**EXCERPTED DATA:**
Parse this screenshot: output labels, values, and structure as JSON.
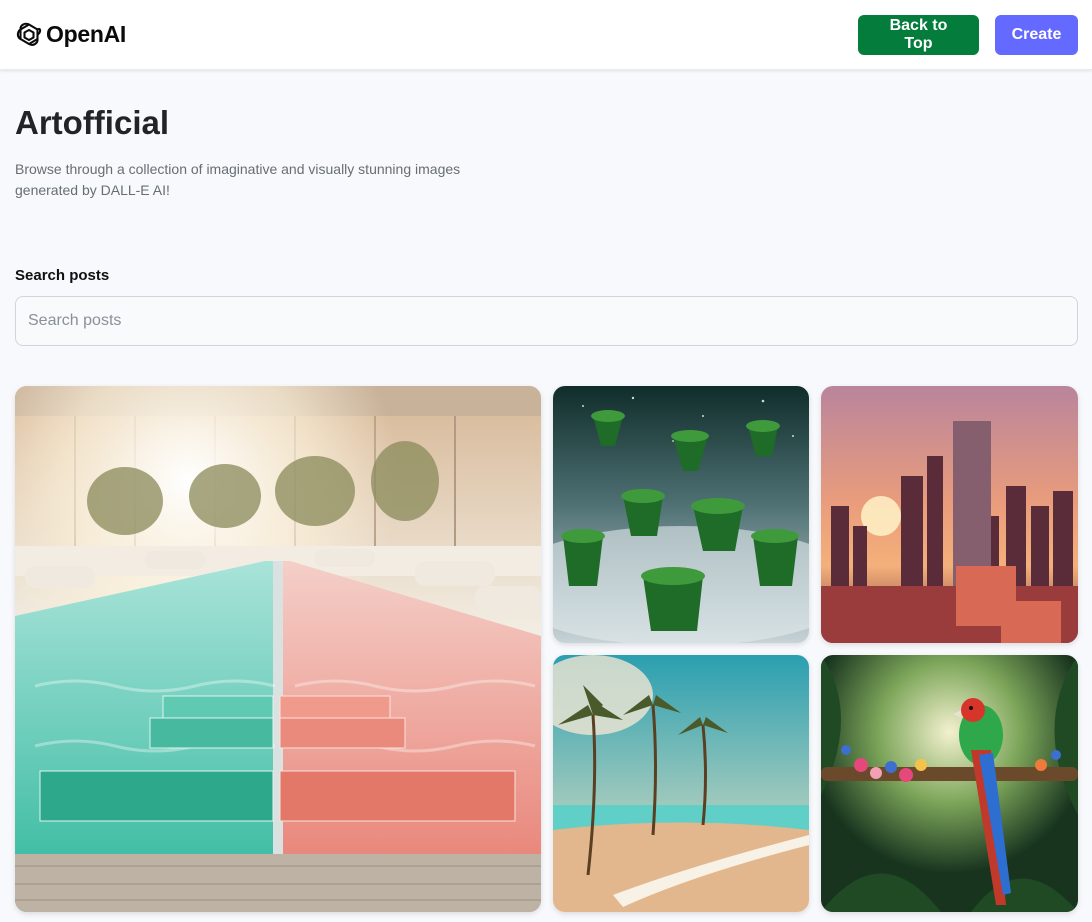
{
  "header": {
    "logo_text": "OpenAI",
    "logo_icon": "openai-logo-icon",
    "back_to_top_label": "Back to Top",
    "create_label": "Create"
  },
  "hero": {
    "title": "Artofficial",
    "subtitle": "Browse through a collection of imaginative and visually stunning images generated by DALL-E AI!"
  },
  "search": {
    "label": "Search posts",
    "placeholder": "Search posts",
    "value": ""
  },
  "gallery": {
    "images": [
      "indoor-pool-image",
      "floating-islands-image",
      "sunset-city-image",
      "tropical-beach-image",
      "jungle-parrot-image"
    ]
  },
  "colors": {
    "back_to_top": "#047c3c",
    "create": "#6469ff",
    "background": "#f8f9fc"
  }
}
---
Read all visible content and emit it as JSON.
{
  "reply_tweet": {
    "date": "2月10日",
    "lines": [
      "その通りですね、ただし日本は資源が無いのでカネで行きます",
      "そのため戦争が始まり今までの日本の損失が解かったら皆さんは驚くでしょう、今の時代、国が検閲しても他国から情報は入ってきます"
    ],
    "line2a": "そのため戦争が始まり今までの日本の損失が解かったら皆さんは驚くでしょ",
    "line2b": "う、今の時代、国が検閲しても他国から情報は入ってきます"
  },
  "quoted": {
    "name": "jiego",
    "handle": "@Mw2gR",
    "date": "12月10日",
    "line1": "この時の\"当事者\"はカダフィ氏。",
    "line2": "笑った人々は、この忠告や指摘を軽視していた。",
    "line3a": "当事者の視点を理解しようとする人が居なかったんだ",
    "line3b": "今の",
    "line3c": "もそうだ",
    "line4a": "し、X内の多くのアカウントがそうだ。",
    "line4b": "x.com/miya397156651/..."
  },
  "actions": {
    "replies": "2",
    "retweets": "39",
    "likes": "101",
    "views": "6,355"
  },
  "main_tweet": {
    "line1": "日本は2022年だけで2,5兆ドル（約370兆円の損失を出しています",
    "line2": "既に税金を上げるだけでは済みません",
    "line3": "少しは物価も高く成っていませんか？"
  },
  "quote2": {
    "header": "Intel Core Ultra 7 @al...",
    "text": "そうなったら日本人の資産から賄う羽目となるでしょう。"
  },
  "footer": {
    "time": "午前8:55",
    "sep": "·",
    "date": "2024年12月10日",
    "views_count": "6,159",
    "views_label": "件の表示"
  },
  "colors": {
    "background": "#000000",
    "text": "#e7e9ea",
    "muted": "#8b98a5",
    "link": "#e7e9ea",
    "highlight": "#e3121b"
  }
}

**SET EXERCISE:**
Only a number is needed: how many lines of the material above contain "date"?

**EXPECTED ANSWER:**
3